- [What is expected]:
Each record below is to be copied word for word, with pictures removed.

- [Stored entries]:
○ ○ ○ ○
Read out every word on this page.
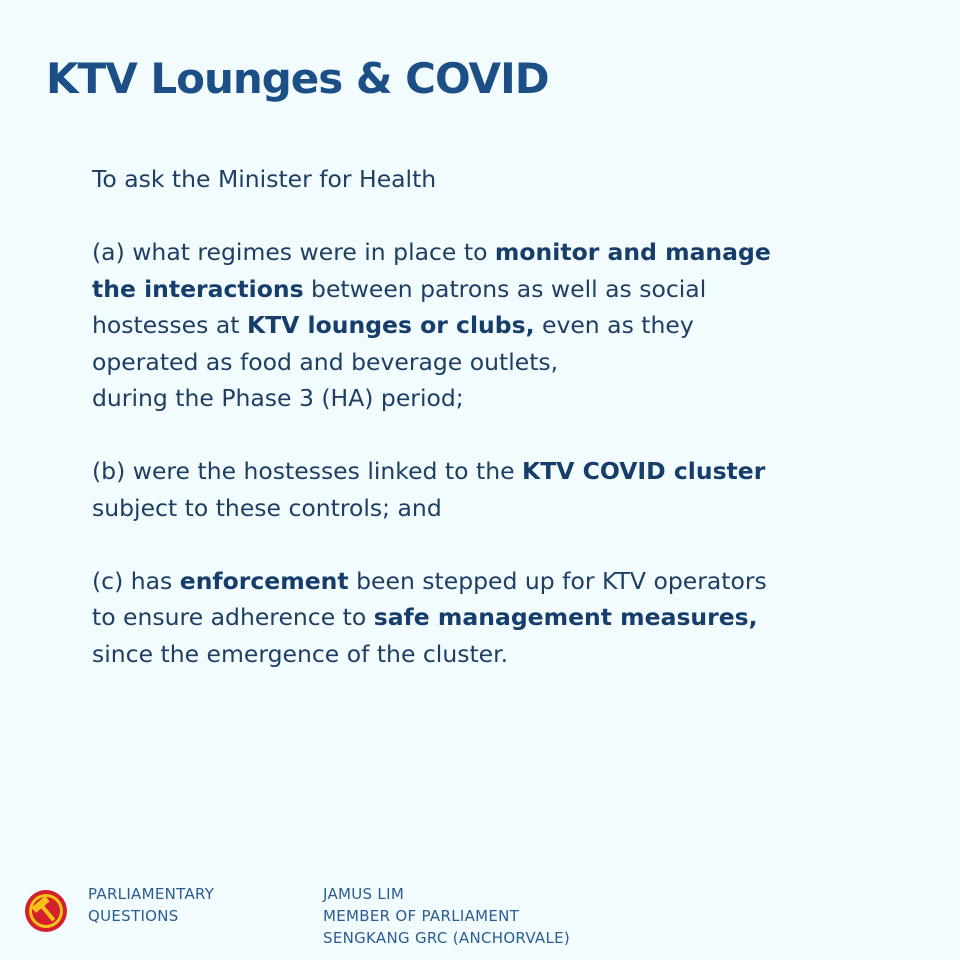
KTV Lounges & COVID

To ask the Minister for Health

(a) what regimes were in place to monitor and manage
the interactions between patrons as well as social
hostesses at KTV lounges or clubs, even as they
operated as food and beverage outlets,
during the Phase 3 (HA) period;

(b) were the hostesses linked to the KTV COVID cluster
subject to these controls; and

(c) has enforcement been stepped up for KTV operators
to ensure adherence to safe management measures,
since the emergence of the cluster.

PARLIAMENTARY
QUESTIONS
JAMUS LIM
MEMBER OF PARLIAMENT
SENGKANG GRC (ANCHORVALE)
○ ○ ○ ○
- [Exercise solution]:
Read out every word on this page.
KTV Lounges & COVID

To ask the Minister for Health

(a) what regimes were in place to monitor and manage
the interactions between patrons as well as social
hostesses at KTV lounges or clubs, even as they
operated as food and beverage outlets,
during the Phase 3 (HA) period;

(b) were the hostesses linked to the KTV COVID cluster
subject to these controls; and

(c) has enforcement been stepped up for KTV operators
to ensure adherence to safe management measures,
since the emergence of the cluster.

PARLIAMENTARY
QUESTIONS
JAMUS LIM
MEMBER OF PARLIAMENT
SENGKANG GRC (ANCHORVALE)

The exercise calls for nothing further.